It's 10 stories tall, the size of three football fields stacked side by side. And in there is the largest, most energetic laser in the world. A laser that crisscrosses from one side of the building to the other, being amplified and then split amplified and split again and again and again until there are 192 lasers.
all firing at once. To create, for just a fraction of a second, a burst of energy, a blip of burning plasma, a star. So fusion is the reaction that powers the Sun.
This is Tammy Ma. She is the scientist leading the fusion project at the Lawrence Livermore Laboratory.
Fusion is one of the most fundamental reactions of the universe that makes life possible here on Earth and is responsible for almost everything in the world around us. In space, stars make fusion look easy. Their gigantic mass creates such immense gravitational forces that hydrogen is squeezed together, fused together.
into the heavier element of helium. And through that process, generating a ton of energy, a ton of heat. And so you can think of the sun and the stars as these giant balls of plasma that are constantly fusing. There is no way to create that kind of gravity here on Earth. But Tammy and her colleagues do have a way of bringing those elements together.
that super powerful laser. And if we can recreate fusion here on Earth in a controlled way, if we can make it work, it is the holy grail of energy. Fusion means unlocking a different kind of nuclear power. On the TED stage, Tammy Ma recently explained the big benefits of fusion power.
For one thing, it creates a tremendous amount of energy.
How tremendous! Well, one single pound of fusion fuel has the same amount of energy as 5,000 barrels of oil, or 3.5 million pounds of coal. And speaking of fuel, the fuel that we need for fusion is also very abundant. Fusion needs hydrogen isotopes called deuterium, which is found naturally in seawater, and another one called tritium.
We actually have enough fusion fuel on Earth to last us 30 billion years of human consumption at today's levels. Fusion also promises to be clean because when hydrogen and helium are fused together, they don't release carbon. Carbon is nowhere in that equation.
And fusion is considered pretty safe. In order to start a fusion reaction, we first have to put energy into the system to make the atoms fuse. To stop a fusion reaction, the power going in just needs to be turned off. And while fusion creates some waste, it's not the kind of waste that will last for tens or hundreds of thousands of years. Instead, the low-level nuclear waste of fusion can decay away in just decades.
Now, to be fair, there are some downsides to Fusion too. Fusion is incredibly complex and incredibly difficult. The development of Fusion has been and will be expensive. But the potential benefits of Fusion are so great that it is worth it.
I mean, there is a joke. I'm sure everybody always says this to you, Tammy, but the joke is like, fusion is just around the corner. It is the news source of energy in the next five years, the next decade. It's kind of like the sign at the bar that says free beer tomorrow. That's a good analogy. So we call fusion one of the grand scientific and technological challenges of humankind.

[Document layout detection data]
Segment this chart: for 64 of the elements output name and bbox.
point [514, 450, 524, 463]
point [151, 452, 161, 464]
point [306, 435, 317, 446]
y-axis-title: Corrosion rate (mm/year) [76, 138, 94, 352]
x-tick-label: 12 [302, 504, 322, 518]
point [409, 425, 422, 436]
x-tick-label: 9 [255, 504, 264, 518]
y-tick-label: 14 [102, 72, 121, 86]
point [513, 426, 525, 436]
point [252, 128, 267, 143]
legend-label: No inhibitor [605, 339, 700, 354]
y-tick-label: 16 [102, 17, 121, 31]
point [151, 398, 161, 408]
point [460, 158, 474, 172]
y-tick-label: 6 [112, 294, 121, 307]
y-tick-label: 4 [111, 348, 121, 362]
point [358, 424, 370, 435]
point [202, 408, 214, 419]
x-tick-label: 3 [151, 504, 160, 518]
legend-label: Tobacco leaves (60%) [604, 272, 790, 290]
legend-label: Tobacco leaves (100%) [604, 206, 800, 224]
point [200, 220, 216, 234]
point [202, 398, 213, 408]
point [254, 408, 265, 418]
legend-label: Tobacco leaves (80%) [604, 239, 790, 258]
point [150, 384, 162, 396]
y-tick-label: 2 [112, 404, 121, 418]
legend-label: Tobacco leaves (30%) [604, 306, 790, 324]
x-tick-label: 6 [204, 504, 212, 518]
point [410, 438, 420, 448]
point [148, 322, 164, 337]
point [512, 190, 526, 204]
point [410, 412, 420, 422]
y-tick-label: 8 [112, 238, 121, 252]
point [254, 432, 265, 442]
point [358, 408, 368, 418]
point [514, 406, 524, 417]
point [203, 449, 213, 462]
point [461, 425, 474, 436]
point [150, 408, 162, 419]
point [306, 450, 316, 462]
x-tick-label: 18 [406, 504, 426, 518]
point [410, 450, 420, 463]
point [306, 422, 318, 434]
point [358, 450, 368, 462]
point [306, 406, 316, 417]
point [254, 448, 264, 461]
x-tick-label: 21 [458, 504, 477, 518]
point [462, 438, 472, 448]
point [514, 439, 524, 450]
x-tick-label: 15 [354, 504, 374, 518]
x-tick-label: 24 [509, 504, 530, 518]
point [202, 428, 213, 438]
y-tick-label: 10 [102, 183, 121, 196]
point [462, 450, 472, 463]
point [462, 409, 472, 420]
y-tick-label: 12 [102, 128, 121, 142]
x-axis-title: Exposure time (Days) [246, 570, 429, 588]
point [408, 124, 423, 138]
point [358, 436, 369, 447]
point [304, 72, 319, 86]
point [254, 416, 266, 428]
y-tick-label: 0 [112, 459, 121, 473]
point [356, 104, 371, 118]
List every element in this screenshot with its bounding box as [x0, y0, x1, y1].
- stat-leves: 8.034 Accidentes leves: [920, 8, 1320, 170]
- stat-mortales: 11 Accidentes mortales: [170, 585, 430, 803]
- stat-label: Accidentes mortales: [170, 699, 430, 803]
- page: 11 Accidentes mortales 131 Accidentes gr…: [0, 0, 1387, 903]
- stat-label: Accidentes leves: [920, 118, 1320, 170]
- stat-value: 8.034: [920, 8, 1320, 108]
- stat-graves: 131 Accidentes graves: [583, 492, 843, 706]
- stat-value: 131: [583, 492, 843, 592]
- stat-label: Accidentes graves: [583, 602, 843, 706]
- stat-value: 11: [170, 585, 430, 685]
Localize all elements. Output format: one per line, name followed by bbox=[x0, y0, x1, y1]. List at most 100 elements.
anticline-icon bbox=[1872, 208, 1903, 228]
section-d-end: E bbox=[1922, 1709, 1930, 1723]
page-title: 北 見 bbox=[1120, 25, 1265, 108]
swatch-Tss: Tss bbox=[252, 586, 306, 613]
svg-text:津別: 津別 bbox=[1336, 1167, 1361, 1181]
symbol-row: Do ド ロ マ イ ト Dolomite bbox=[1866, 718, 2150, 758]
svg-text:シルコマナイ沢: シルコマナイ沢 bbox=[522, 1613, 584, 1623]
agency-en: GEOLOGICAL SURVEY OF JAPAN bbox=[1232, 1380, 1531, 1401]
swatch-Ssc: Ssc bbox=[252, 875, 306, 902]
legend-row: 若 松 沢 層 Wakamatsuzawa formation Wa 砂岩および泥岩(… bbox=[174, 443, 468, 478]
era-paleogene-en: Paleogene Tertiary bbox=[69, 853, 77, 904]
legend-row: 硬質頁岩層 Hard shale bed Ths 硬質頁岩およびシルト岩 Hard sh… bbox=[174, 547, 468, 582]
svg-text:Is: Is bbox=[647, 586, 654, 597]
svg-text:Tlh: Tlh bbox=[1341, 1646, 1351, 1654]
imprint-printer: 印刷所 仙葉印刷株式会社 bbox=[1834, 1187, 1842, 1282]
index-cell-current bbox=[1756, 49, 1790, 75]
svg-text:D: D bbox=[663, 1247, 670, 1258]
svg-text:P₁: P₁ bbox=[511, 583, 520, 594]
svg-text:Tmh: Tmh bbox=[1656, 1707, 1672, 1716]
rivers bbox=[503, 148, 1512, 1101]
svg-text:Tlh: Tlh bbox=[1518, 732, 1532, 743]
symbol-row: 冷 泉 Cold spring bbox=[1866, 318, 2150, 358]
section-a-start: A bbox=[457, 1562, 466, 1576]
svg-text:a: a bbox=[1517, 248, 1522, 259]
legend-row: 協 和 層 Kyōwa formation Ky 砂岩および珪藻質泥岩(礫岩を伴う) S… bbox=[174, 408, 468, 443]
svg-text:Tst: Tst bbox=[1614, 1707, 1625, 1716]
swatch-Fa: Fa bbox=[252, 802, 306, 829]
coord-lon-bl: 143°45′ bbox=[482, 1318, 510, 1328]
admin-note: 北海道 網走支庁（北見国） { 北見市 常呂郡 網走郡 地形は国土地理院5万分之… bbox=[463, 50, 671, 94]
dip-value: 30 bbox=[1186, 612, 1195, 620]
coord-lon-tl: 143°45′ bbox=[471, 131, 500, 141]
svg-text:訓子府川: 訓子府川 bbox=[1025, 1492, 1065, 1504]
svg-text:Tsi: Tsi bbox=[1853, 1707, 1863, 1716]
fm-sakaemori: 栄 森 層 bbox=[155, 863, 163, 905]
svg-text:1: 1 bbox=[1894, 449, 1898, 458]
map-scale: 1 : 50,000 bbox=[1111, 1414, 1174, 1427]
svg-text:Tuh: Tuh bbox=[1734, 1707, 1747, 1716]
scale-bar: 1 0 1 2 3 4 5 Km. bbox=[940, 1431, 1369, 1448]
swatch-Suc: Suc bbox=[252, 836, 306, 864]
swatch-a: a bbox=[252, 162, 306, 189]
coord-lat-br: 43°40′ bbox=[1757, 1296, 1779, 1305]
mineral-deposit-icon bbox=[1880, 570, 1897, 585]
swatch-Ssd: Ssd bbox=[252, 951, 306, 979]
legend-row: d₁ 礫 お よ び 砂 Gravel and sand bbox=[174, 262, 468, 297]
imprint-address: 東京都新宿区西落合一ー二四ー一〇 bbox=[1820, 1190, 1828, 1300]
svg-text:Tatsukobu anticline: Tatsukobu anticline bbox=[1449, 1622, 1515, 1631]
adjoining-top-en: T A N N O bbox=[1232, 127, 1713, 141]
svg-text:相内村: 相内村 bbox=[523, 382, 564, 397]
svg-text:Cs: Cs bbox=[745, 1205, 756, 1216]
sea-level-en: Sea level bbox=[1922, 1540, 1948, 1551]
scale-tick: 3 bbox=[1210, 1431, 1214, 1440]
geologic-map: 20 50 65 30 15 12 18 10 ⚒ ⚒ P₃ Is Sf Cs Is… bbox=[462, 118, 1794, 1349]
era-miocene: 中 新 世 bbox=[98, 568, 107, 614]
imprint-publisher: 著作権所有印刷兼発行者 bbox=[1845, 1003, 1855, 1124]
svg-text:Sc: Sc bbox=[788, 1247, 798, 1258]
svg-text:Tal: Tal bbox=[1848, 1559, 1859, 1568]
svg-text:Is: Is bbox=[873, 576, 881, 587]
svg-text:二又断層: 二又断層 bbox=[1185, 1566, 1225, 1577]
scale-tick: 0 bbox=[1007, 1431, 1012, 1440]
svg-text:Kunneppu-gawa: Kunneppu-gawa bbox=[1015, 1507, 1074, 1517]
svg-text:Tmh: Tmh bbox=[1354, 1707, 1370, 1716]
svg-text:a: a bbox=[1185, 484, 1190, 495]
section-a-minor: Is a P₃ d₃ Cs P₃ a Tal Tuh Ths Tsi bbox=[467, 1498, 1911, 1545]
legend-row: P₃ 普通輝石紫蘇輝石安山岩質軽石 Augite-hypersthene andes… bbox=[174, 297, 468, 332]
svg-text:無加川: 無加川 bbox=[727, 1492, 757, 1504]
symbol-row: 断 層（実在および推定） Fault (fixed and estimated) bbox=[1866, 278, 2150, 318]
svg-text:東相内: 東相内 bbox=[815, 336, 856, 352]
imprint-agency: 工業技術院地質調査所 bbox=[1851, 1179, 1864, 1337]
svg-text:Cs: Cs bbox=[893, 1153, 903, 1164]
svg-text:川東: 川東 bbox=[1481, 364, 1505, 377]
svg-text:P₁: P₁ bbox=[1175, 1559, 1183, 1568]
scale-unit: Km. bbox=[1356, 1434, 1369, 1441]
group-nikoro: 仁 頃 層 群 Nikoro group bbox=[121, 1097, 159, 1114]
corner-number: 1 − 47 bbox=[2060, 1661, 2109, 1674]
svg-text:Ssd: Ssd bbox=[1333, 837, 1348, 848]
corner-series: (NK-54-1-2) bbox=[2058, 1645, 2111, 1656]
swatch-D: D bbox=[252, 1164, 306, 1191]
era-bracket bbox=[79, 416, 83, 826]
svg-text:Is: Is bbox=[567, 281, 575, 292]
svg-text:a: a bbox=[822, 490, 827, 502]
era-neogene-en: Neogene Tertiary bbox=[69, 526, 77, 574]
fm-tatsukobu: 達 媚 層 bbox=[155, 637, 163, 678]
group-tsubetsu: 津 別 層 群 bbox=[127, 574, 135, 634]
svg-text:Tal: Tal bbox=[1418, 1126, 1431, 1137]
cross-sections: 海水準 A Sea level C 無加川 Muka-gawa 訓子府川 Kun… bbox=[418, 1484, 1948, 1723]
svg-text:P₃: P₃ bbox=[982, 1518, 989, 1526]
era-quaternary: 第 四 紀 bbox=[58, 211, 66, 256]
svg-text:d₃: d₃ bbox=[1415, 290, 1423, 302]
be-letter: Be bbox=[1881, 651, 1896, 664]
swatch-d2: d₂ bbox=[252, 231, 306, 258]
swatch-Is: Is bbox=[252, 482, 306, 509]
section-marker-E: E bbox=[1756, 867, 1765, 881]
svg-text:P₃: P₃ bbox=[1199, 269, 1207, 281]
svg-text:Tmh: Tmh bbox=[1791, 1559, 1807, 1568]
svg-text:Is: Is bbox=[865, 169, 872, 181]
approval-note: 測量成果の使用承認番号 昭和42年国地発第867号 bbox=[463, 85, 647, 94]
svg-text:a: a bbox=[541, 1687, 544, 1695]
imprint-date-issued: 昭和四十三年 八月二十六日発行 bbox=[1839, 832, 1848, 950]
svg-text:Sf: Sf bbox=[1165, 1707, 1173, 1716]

● **PROBLEM TO WORK ON**
Return the fusion excerpt's text from "And fusion is" up to and including "is worth it.". Work only from the fusion excerpt, not the items.

● **TASK RESPONSE**
And fusion is considered pretty safe. In order to start a fusion reaction, we first have to put energy into the system to make the atoms fuse. To stop a fusion reaction, the power going in just needs to be turned off. And while fusion creates some waste, it's not the kind of waste that will last for tens or hundreds of thousands of years. Instead, the low-level nuclear waste of fusion can decay away in just decades.
Now, to be fair, there are some downsides to Fusion too. Fusion is incredibly complex and incredibly difficult. The development of Fusion has been and will be expensive. But the potential benefits of Fusion are so great that it is worth it.